[Aim of the task]
Please copy every record below exactly and leave out the pictures.

[Records from a data source]
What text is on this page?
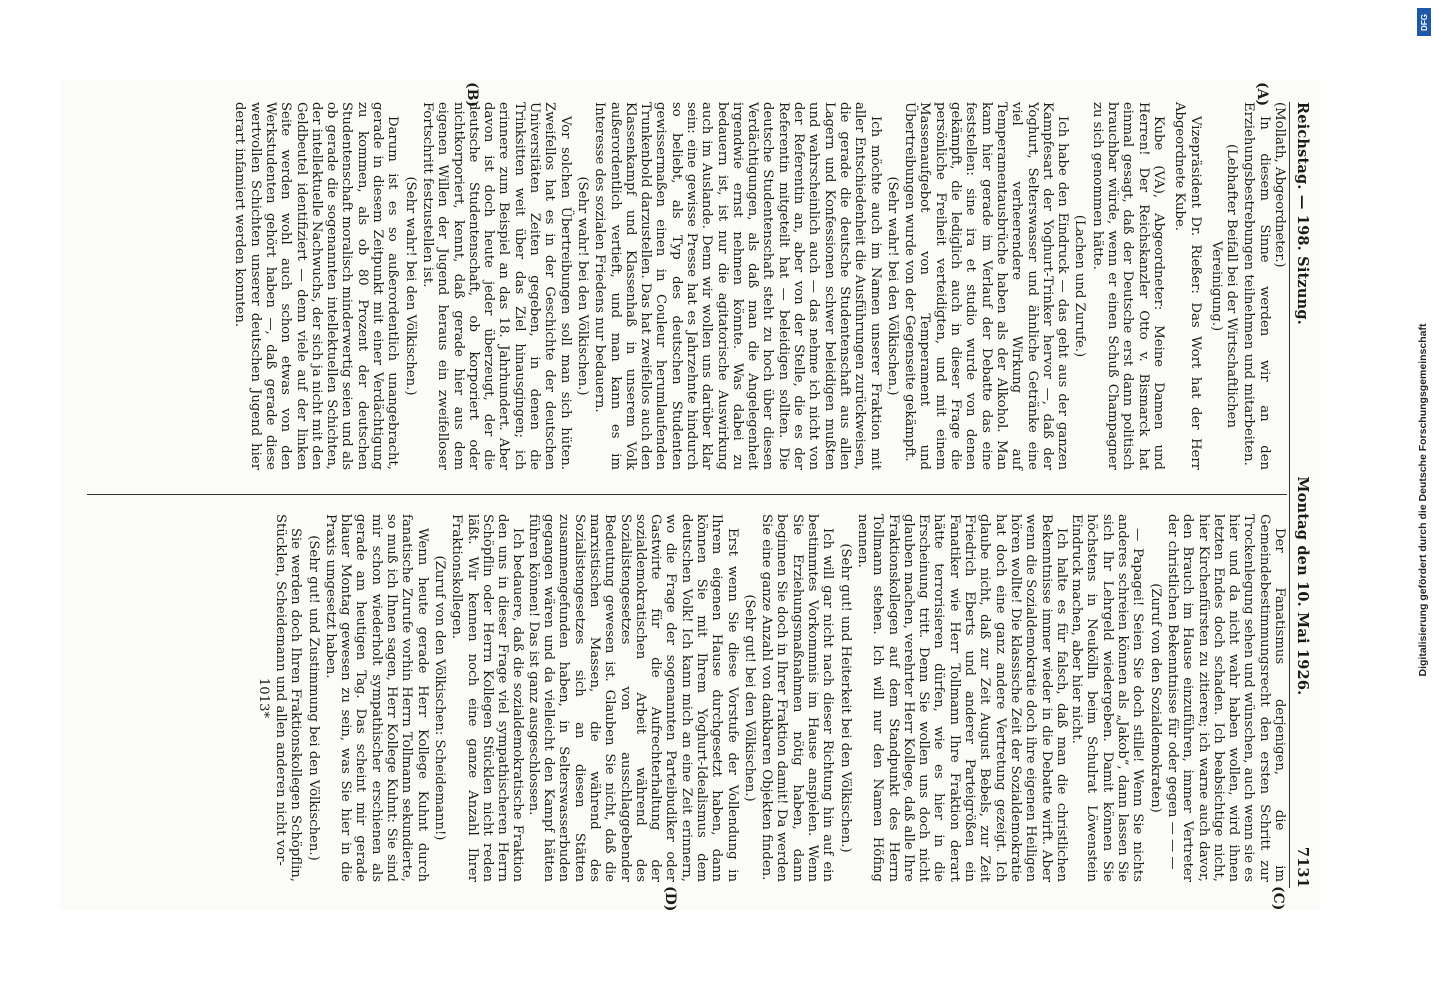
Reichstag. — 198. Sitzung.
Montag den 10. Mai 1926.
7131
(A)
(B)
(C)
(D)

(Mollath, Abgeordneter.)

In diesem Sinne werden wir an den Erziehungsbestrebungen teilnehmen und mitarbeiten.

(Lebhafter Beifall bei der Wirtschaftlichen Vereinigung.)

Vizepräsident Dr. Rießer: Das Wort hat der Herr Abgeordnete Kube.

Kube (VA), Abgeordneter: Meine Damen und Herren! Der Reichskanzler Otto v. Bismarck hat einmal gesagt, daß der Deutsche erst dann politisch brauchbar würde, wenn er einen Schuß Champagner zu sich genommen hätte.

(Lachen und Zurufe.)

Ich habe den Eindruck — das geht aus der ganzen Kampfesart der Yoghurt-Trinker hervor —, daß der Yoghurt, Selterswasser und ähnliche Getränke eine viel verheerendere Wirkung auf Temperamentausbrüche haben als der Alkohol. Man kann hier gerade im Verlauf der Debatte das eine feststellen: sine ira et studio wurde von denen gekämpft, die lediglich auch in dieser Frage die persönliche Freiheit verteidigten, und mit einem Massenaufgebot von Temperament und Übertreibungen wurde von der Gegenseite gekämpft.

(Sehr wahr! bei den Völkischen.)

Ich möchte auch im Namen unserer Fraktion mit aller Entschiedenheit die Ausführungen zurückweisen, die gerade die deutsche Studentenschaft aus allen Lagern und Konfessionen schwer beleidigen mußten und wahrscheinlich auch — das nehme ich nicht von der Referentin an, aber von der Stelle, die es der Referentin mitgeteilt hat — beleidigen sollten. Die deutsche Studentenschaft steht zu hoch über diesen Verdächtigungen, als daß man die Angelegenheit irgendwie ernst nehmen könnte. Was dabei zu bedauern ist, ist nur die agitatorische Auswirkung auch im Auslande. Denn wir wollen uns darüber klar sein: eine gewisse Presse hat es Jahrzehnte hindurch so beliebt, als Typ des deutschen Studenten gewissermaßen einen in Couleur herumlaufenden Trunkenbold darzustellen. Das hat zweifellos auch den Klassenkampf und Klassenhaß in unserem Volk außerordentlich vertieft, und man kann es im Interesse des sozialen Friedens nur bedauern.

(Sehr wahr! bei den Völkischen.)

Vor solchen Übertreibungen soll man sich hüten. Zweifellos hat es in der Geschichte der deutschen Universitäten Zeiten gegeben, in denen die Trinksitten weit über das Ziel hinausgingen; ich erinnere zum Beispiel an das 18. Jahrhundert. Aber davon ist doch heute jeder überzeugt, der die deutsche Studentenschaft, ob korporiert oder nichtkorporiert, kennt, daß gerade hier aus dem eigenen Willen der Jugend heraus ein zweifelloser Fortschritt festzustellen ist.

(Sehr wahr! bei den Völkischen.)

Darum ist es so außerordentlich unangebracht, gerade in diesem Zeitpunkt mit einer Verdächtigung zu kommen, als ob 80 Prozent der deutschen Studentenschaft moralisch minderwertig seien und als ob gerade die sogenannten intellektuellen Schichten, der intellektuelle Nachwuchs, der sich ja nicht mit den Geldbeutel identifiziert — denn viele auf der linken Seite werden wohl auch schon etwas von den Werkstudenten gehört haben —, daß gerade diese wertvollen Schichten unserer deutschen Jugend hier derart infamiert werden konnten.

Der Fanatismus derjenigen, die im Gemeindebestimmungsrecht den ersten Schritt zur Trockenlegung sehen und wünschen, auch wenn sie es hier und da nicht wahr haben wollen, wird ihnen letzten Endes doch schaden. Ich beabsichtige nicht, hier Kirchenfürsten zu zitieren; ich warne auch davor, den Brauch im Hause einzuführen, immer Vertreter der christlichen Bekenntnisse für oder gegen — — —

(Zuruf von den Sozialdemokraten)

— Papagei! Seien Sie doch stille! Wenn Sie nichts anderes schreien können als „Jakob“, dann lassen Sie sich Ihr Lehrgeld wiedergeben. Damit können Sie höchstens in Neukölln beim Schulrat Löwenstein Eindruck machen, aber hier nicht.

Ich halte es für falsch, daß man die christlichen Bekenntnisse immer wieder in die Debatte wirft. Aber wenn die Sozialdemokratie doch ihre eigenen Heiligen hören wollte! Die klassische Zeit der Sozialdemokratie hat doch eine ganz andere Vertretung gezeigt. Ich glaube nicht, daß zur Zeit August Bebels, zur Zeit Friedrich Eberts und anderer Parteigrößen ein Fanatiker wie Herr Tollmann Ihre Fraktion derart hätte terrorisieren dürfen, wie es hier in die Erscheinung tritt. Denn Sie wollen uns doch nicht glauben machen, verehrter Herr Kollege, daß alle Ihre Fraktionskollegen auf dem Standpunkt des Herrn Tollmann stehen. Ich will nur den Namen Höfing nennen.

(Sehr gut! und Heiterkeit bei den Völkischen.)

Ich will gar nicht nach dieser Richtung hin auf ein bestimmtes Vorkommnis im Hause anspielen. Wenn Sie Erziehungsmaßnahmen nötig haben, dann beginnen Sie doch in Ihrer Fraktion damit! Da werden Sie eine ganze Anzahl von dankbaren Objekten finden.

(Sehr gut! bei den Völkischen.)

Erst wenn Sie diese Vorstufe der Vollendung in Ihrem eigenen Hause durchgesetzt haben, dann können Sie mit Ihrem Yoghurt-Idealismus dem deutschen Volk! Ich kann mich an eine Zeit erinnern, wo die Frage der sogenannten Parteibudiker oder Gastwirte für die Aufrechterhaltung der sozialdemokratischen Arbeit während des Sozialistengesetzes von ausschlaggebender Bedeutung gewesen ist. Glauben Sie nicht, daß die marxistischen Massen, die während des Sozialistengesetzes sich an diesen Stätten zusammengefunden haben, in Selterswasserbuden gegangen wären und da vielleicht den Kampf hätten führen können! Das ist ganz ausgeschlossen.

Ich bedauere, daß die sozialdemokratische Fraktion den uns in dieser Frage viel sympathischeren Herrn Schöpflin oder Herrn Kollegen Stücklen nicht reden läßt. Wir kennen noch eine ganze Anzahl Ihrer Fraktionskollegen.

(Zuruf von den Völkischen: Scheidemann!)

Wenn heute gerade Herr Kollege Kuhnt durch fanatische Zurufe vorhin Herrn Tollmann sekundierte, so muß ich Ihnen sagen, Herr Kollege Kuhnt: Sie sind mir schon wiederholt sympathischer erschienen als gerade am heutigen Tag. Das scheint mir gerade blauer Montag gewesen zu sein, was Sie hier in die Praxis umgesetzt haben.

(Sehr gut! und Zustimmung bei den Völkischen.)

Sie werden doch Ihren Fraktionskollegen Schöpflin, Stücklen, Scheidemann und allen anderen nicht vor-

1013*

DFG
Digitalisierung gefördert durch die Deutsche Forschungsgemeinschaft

[Your solution]
What text is on this page?
Reichstag. — 198. Sitzung.
Montag den 10. Mai 1926.
7131
(A)
(B)
(C)
(D)

(Mollath, Abgeordneter.)

In diesem Sinne werden wir an den Erziehungsbestrebungen teilnehmen und mitarbeiten.

(Lebhafter Beifall bei der Wirtschaftlichen Vereinigung.)

Vizepräsident Dr. Rießer: Das Wort hat der Herr Abgeordnete Kube.

Kube (VA), Abgeordneter: Meine Damen und Herren! Der Reichskanzler Otto v. Bismarck hat einmal gesagt, daß der Deutsche erst dann politisch brauchbar würde, wenn er einen Schuß Champagner zu sich genommen hätte.

(Lachen und Zurufe.)

Ich habe den Eindruck — das geht aus der ganzen Kampfesart der Yoghurt-Trinker hervor —, daß der Yoghurt, Selterswasser und ähnliche Getränke eine viel verheerendere Wirkung auf Temperamentausbrüche haben als der Alkohol. Man kann hier gerade im Verlauf der Debatte das eine feststellen: sine ira et studio wurde von denen gekämpft, die lediglich auch in dieser Frage die persönliche Freiheit verteidigten, und mit einem Massenaufgebot von Temperament und Übertreibungen wurde von der Gegenseite gekämpft.

(Sehr wahr! bei den Völkischen.)

Ich möchte auch im Namen unserer Fraktion mit aller Entschiedenheit die Ausführungen zurückweisen, die gerade die deutsche Studentenschaft aus allen Lagern und Konfessionen schwer beleidigen mußten und wahrscheinlich auch — das nehme ich nicht von der Referentin an, aber von der Stelle, die es der Referentin mitgeteilt hat — beleidigen sollten. Die deutsche Studentenschaft steht zu hoch über diesen Verdächtigungen, als daß man die Angelegenheit irgendwie ernst nehmen könnte. Was dabei zu bedauern ist, ist nur die agitatorische Auswirkung auch im Auslande. Denn wir wollen uns darüber klar sein: eine gewisse Presse hat es Jahrzehnte hindurch so beliebt, als Typ des deutschen Studenten gewissermaßen einen in Couleur herumlaufenden Trunkenbold darzustellen. Das hat zweifellos auch den Klassenkampf und Klassenhaß in unserem Volk außerordentlich vertieft, und man kann es im Interesse des sozialen Friedens nur bedauern.

(Sehr wahr! bei den Völkischen.)

Vor solchen Übertreibungen soll man sich hüten. Zweifellos hat es in der Geschichte der deutschen Universitäten Zeiten gegeben, in denen die Trinksitten weit über das Ziel hinausgingen; ich erinnere zum Beispiel an das 18. Jahrhundert. Aber davon ist doch heute jeder überzeugt, der die deutsche Studentenschaft, ob korporiert oder nichtkorporiert, kennt, daß gerade hier aus dem eigenen Willen der Jugend heraus ein zweifelloser Fortschritt festzustellen ist.

(Sehr wahr! bei den Völkischen.)

Darum ist es so außerordentlich unangebracht, gerade in diesem Zeitpunkt mit einer Verdächtigung zu kommen, als ob 80 Prozent der deutschen Studentenschaft moralisch minderwertig seien und als ob gerade die sogenannten intellektuellen Schichten, der intellektuelle Nachwuchs, der sich ja nicht mit den Geldbeutel identifiziert — denn viele auf der linken Seite werden wohl auch schon etwas von den Werkstudenten gehört haben —, daß gerade diese wertvollen Schichten unserer deutschen Jugend hier derart infamiert werden konnten.

Der Fanatismus derjenigen, die im Gemeindebestimmungsrecht den ersten Schritt zur Trockenlegung sehen und wünschen, auch wenn sie es hier und da nicht wahr haben wollen, wird ihnen letzten Endes doch schaden. Ich beabsichtige nicht, hier Kirchenfürsten zu zitieren; ich warne auch davor, den Brauch im Hause einzuführen, immer Vertreter der christlichen Bekenntnisse für oder gegen — — —

(Zuruf von den Sozialdemokraten)

— Papagei! Seien Sie doch stille! Wenn Sie nichts anderes schreien können als „Jakob“, dann lassen Sie sich Ihr Lehrgeld wiedergeben. Damit können Sie höchstens in Neukölln beim Schulrat Löwenstein Eindruck machen, aber hier nicht.

Ich halte es für falsch, daß man die christlichen Bekenntnisse immer wieder in die Debatte wirft. Aber wenn die Sozialdemokratie doch ihre eigenen Heiligen hören wollte! Die klassische Zeit der Sozialdemokratie hat doch eine ganz andere Vertretung gezeigt. Ich glaube nicht, daß zur Zeit August Bebels, zur Zeit Friedrich Eberts und anderer Parteigrößen ein Fanatiker wie Herr Tollmann Ihre Fraktion derart hätte terrorisieren dürfen, wie es hier in die Erscheinung tritt. Denn Sie wollen uns doch nicht glauben machen, verehrter Herr Kollege, daß alle Ihre Fraktionskollegen auf dem Standpunkt des Herrn Tollmann stehen. Ich will nur den Namen Höfing nennen.

(Sehr gut! und Heiterkeit bei den Völkischen.)

Ich will gar nicht nach dieser Richtung hin auf ein bestimmtes Vorkommnis im Hause anspielen. Wenn Sie Erziehungsmaßnahmen nötig haben, dann beginnen Sie doch in Ihrer Fraktion damit! Da werden Sie eine ganze Anzahl von dankbaren Objekten finden.

(Sehr gut! bei den Völkischen.)

Erst wenn Sie diese Vorstufe der Vollendung in Ihrem eigenen Hause durchgesetzt haben, dann können Sie mit Ihrem Yoghurt-Idealismus dem deutschen Volk! Ich kann mich an eine Zeit erinnern, wo die Frage der sogenannten Parteibudiker oder Gastwirte für die Aufrechterhaltung der sozialdemokratischen Arbeit während des Sozialistengesetzes von ausschlaggebender Bedeutung gewesen ist. Glauben Sie nicht, daß die marxistischen Massen, die während des Sozialistengesetzes sich an diesen Stätten zusammengefunden haben, in Selterswasserbuden gegangen wären und da vielleicht den Kampf hätten führen können! Das ist ganz ausgeschlossen.

Ich bedauere, daß die sozialdemokratische Fraktion den uns in dieser Frage viel sympathischeren Herrn Schöpflin oder Herrn Kollegen Stücklen nicht reden läßt. Wir kennen noch eine ganze Anzahl Ihrer Fraktionskollegen.

(Zuruf von den Völkischen: Scheidemann!)

Wenn heute gerade Herr Kollege Kuhnt durch fanatische Zurufe vorhin Herrn Tollmann sekundierte, so muß ich Ihnen sagen, Herr Kollege Kuhnt: Sie sind mir schon wiederholt sympathischer erschienen als gerade am heutigen Tag. Das scheint mir gerade blauer Montag gewesen zu sein, was Sie hier in die Praxis umgesetzt haben.

(Sehr gut! und Zustimmung bei den Völkischen.)

Sie werden doch Ihren Fraktionskollegen Schöpflin, Stücklen, Scheidemann und allen anderen nicht vor-

1013*

DFG
Digitalisierung gefördert durch die Deutsche Forschungsgemeinschaft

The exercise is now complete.